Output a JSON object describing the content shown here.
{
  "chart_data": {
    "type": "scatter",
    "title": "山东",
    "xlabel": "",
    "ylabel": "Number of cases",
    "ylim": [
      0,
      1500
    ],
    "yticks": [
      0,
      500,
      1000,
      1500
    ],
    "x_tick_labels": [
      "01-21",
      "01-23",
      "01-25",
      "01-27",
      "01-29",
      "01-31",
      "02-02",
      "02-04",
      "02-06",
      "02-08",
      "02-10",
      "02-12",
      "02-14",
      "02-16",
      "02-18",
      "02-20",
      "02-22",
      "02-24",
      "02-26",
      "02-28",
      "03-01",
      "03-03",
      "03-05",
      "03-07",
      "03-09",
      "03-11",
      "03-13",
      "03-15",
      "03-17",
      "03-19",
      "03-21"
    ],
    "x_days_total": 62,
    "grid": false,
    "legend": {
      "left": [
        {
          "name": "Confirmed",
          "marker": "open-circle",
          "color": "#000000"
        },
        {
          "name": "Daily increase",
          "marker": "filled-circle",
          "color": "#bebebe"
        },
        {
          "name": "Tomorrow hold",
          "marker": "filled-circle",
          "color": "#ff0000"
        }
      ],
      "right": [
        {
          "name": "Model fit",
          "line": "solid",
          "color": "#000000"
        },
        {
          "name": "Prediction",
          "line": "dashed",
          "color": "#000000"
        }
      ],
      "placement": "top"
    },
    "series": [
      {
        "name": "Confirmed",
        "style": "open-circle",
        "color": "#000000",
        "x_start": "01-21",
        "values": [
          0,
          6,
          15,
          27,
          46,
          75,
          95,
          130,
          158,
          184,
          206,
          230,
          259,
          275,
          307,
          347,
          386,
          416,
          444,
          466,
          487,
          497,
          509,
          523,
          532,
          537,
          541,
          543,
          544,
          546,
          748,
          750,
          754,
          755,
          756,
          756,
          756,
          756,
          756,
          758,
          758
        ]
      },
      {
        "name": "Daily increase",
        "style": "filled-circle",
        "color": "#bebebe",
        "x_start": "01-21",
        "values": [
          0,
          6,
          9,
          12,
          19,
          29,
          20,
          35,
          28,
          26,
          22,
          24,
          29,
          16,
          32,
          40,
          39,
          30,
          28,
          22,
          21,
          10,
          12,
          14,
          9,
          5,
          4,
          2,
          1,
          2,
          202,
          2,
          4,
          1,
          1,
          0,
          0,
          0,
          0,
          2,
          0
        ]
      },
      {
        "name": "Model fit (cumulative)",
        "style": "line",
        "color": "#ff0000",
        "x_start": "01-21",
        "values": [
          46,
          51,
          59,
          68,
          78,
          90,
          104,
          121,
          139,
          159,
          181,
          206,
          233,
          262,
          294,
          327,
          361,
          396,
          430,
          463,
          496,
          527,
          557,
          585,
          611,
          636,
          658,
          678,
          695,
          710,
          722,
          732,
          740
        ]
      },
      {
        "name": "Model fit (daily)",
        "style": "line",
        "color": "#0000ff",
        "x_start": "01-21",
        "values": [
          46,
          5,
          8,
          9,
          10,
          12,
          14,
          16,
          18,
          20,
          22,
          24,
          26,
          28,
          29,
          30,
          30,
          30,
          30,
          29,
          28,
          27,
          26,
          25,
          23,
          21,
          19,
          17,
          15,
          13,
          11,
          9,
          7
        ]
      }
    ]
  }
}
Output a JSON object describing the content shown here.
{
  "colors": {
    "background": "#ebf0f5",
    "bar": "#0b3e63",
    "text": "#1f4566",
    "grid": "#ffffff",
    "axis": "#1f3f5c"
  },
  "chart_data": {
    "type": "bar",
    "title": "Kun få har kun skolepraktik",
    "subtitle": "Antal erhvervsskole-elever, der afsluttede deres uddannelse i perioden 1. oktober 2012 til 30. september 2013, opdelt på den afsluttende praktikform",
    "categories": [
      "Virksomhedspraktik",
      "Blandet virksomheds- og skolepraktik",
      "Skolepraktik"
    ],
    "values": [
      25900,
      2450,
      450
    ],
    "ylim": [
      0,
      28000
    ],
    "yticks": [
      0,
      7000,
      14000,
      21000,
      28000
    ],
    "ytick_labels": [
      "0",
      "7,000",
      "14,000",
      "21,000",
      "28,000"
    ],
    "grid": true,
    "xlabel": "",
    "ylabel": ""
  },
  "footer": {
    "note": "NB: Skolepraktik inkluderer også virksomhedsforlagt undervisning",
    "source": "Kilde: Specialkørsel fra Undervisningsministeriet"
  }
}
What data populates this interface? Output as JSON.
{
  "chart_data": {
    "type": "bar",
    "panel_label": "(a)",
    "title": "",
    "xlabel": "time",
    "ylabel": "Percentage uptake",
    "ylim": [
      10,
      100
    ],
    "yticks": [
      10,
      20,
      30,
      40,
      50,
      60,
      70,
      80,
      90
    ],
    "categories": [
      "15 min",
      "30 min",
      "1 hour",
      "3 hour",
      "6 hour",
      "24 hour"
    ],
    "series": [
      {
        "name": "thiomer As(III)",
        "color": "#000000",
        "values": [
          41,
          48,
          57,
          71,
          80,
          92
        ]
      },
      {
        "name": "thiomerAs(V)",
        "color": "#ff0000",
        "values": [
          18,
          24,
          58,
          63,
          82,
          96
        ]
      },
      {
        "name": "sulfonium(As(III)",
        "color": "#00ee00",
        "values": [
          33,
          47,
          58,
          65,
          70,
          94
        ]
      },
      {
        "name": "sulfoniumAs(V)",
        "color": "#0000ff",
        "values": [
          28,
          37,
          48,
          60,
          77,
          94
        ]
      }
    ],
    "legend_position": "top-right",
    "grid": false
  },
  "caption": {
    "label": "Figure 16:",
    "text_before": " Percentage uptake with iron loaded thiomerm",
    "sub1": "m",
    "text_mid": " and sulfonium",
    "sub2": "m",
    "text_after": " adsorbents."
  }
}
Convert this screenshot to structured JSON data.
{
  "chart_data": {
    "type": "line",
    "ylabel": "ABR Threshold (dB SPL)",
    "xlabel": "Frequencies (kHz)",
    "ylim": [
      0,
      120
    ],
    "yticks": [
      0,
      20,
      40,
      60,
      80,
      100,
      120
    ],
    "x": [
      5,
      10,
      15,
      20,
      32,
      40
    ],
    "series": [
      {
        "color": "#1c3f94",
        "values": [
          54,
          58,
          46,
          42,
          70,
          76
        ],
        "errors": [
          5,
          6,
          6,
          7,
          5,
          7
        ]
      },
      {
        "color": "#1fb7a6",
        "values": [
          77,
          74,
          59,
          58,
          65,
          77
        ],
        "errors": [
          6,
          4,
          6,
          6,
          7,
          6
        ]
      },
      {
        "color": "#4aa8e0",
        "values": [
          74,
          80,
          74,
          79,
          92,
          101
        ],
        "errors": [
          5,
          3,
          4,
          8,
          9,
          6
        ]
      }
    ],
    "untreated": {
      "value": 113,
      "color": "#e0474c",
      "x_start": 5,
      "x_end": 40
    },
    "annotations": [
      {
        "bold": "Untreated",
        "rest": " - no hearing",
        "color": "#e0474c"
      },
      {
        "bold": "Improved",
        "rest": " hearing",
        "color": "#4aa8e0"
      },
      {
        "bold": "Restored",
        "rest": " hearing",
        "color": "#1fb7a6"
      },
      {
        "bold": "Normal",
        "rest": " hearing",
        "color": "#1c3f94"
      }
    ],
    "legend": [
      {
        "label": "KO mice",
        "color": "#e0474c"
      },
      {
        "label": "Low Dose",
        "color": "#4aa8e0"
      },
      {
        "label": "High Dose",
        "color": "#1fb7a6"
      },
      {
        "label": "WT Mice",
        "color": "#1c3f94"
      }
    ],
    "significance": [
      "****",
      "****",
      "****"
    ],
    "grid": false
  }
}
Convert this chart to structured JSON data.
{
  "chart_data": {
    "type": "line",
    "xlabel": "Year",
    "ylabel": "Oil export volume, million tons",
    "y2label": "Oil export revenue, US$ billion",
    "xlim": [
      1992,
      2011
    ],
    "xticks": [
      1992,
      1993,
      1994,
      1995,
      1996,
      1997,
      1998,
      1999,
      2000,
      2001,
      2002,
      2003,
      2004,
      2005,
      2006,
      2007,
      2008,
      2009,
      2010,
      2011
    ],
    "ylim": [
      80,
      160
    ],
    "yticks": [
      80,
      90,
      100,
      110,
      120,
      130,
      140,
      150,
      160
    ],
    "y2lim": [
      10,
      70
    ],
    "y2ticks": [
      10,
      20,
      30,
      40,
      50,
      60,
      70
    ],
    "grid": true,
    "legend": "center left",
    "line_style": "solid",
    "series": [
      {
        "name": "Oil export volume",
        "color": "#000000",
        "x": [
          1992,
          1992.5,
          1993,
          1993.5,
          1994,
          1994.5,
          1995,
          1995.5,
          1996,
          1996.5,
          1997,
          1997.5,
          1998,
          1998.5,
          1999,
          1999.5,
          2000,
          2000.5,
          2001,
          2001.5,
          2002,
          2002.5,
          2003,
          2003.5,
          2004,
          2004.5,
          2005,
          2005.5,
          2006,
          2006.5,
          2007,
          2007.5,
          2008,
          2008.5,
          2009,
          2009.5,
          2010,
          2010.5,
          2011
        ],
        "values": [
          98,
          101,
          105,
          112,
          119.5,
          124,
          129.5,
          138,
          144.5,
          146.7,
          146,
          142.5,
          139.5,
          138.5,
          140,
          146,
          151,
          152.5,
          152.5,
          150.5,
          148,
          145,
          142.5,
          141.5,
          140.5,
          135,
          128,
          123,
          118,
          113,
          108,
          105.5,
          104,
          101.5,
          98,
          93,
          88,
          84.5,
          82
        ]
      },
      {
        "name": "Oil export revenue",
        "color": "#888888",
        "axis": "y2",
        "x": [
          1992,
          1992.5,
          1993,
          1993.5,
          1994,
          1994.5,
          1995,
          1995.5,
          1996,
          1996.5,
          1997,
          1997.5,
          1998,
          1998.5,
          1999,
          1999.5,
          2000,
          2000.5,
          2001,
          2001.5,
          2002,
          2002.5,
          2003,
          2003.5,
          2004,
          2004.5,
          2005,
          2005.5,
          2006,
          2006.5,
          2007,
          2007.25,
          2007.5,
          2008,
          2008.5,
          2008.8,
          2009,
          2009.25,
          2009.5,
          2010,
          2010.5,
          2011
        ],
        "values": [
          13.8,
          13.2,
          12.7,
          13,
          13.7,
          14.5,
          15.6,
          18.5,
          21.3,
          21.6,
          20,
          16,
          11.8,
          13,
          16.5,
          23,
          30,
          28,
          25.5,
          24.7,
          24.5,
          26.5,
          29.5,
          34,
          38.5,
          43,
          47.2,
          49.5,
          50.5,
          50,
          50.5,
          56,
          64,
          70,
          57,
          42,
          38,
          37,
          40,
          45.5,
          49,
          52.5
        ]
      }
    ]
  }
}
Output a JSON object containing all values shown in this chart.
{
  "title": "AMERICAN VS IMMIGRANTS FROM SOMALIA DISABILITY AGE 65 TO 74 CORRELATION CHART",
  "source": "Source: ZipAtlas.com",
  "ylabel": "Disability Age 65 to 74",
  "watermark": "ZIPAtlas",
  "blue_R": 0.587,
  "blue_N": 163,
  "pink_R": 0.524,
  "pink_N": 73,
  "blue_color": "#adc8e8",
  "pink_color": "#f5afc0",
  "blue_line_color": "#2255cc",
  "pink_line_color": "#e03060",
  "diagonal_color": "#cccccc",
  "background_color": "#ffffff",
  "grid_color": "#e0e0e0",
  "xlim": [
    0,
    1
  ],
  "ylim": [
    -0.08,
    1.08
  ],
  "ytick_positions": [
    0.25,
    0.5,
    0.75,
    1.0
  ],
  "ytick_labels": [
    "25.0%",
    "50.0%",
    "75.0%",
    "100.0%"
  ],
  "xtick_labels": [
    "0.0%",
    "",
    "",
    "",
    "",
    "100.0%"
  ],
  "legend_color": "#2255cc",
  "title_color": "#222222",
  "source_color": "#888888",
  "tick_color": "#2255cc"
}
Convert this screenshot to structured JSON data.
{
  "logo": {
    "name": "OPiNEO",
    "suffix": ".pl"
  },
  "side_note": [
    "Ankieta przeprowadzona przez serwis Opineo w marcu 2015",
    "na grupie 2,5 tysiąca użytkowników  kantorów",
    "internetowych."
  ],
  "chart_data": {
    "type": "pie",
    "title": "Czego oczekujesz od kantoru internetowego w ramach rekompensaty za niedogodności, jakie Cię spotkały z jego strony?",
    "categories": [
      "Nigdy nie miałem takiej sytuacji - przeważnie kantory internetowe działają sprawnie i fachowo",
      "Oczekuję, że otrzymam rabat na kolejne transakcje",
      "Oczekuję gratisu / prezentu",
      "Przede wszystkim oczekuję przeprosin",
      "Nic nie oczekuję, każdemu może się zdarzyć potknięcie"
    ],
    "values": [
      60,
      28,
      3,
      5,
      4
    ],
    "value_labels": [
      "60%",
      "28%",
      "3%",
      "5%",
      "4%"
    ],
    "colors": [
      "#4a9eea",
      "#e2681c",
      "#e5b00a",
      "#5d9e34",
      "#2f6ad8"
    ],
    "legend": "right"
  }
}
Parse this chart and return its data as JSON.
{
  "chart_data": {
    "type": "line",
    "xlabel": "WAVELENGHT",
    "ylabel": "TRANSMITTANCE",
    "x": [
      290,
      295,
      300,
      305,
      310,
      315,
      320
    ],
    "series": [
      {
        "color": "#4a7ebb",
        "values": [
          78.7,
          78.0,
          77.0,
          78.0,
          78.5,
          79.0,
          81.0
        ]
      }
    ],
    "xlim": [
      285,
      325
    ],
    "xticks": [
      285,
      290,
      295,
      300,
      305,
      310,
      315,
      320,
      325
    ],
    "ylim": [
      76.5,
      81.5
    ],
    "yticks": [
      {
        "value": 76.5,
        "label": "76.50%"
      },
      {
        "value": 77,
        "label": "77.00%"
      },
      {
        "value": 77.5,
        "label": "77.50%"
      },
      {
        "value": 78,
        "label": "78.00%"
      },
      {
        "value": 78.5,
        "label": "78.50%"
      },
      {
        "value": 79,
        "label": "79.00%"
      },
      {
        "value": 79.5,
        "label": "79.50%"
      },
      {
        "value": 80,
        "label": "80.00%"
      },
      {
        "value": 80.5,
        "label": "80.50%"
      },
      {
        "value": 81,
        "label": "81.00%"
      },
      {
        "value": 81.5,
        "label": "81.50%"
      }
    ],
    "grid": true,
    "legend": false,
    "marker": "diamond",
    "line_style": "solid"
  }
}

^^^^

YOUR TASK
From the data above, gather every line that includes the word "ylabel".

TASK OUTPUT
    "ylabel": "Number of cases",
    "ylabel": ""
    "ylabel": "Percentage uptake",
    "ylabel": "ABR Threshold (dB SPL)",
    "ylabel": "Oil export volume, million tons",
  "ylabel": "Disability Age 65 to 74",
    "ylabel": "TRANSMITTANCE",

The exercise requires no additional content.